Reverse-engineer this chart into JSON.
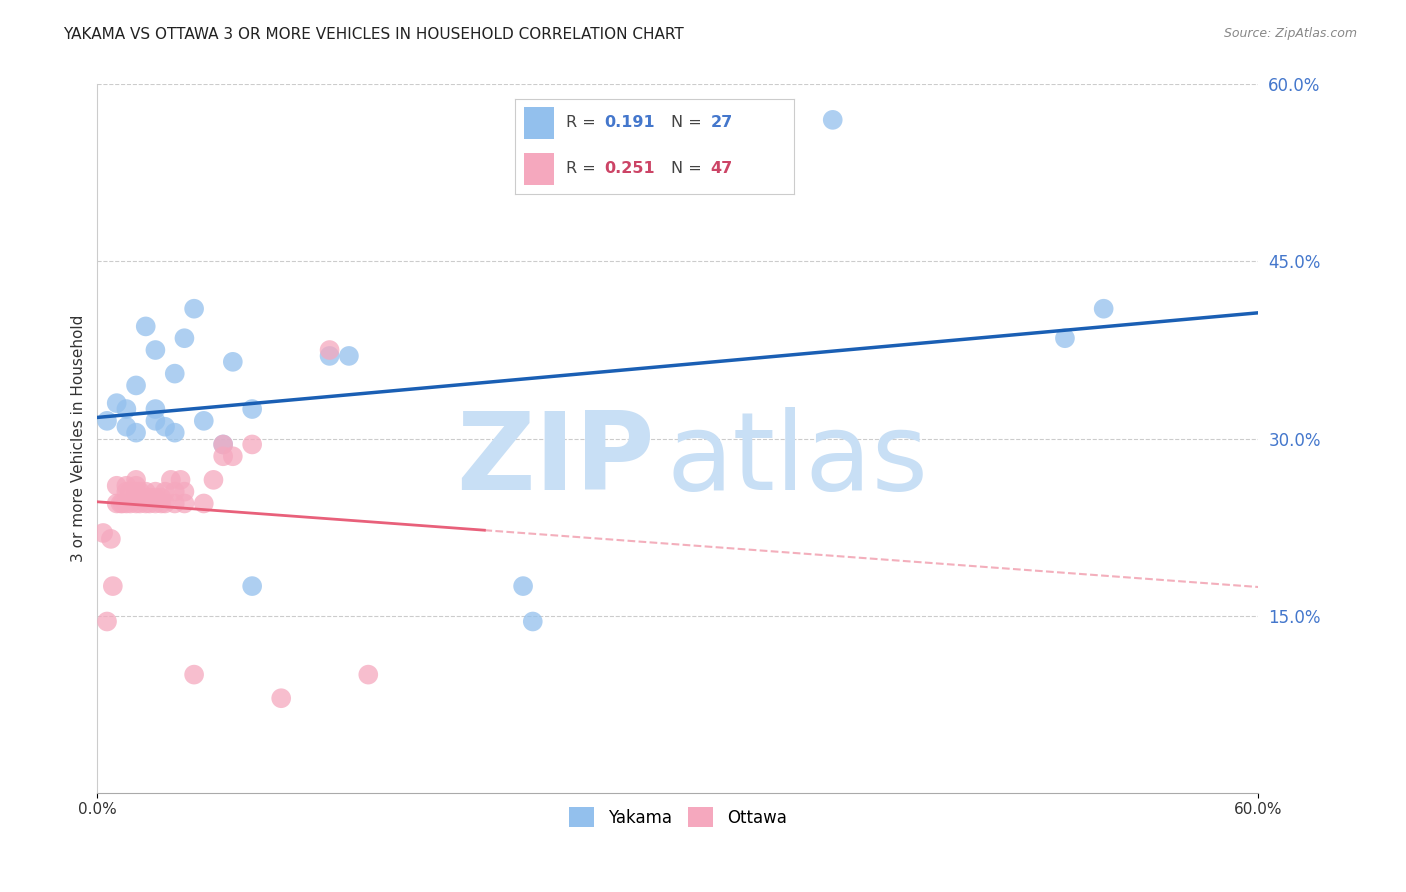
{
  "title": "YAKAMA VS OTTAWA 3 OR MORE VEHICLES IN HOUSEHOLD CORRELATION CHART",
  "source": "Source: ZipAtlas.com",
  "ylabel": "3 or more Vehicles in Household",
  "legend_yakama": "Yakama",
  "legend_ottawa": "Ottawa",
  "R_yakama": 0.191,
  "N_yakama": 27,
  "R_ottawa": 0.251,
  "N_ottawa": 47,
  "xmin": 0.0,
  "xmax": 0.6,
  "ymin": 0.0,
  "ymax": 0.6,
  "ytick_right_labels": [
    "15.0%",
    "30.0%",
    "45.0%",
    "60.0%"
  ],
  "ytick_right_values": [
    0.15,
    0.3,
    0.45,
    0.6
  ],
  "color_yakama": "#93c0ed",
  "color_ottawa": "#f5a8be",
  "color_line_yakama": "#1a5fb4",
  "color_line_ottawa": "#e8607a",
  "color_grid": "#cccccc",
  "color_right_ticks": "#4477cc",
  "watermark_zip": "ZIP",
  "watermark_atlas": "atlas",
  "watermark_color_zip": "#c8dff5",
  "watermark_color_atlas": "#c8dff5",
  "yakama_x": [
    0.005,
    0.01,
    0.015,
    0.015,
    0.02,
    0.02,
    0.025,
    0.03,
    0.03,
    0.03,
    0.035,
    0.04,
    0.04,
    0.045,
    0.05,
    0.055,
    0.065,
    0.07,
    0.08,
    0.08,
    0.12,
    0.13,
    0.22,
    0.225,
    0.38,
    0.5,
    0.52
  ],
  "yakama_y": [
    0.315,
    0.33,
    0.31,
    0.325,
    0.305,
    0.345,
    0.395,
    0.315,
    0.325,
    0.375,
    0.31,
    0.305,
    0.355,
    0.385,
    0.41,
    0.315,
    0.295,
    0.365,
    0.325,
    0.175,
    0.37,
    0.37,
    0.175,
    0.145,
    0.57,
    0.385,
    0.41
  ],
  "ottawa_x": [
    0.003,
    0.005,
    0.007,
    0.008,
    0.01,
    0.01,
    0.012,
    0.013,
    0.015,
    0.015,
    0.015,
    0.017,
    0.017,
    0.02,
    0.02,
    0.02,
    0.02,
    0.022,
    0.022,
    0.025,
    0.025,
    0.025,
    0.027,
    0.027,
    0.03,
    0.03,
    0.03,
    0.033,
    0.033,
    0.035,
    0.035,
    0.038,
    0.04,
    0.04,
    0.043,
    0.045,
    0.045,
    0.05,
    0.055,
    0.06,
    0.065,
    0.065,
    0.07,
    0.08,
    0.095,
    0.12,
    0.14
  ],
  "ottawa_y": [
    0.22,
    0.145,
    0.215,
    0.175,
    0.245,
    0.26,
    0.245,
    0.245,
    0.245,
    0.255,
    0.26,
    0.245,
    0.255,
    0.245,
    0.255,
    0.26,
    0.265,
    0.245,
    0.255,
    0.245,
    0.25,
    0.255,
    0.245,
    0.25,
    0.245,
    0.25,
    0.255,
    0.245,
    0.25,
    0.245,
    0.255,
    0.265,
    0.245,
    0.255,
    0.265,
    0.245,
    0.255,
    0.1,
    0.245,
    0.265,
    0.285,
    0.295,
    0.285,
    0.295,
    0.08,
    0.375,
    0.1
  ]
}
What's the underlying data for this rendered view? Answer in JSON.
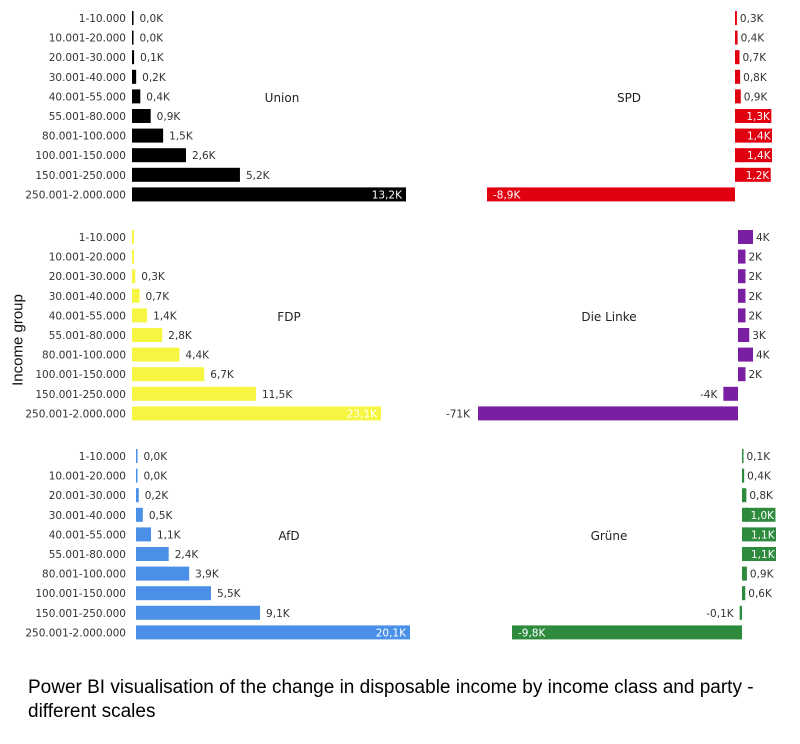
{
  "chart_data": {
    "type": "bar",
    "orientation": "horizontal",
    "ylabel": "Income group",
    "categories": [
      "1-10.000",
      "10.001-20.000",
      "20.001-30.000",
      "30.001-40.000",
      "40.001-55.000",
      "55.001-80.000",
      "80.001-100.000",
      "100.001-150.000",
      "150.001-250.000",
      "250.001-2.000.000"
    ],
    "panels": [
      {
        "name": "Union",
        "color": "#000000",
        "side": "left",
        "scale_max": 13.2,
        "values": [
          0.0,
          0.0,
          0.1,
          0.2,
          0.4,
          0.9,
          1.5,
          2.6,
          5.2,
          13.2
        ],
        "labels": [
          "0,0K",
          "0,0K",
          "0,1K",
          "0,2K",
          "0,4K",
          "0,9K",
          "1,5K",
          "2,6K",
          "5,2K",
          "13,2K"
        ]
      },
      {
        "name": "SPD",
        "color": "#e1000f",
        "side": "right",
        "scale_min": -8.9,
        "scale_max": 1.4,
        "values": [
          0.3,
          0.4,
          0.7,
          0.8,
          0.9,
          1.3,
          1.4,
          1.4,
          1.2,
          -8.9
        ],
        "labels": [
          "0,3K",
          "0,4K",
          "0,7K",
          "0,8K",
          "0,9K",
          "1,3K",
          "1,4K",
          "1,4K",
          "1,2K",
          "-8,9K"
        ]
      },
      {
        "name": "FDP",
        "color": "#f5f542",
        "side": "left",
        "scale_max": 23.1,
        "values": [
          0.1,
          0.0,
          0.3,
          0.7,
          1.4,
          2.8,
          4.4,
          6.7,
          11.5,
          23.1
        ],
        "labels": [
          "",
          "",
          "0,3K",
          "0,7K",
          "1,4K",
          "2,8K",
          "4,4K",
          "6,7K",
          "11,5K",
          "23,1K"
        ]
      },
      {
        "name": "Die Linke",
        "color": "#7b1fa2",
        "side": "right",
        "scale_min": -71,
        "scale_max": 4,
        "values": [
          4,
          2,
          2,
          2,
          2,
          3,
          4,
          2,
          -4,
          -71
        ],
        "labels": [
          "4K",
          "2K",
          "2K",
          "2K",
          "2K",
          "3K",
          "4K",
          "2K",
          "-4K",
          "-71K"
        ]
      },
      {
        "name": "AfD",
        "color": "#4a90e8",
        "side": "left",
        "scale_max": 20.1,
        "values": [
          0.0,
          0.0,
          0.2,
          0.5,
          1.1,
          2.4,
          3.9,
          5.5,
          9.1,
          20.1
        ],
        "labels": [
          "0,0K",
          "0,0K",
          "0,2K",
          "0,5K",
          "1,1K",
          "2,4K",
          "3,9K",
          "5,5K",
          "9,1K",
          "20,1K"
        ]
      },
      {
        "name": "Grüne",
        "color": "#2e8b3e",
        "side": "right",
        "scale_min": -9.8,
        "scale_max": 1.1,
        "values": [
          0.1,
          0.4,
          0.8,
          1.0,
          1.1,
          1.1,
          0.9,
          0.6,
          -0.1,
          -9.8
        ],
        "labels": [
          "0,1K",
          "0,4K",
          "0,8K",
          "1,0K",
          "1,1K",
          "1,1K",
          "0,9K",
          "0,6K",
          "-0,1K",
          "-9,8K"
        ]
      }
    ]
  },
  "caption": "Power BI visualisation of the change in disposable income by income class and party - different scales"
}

=-=-=-=-=

GIVEN PROBLEM: Within the listing above, copy each line that has the string "JSON".

ANSWER TO THE PROBLEM:
Reverse-engineer this chart into JSON.
What's the underlying data for this rendered view? Answer in JSON.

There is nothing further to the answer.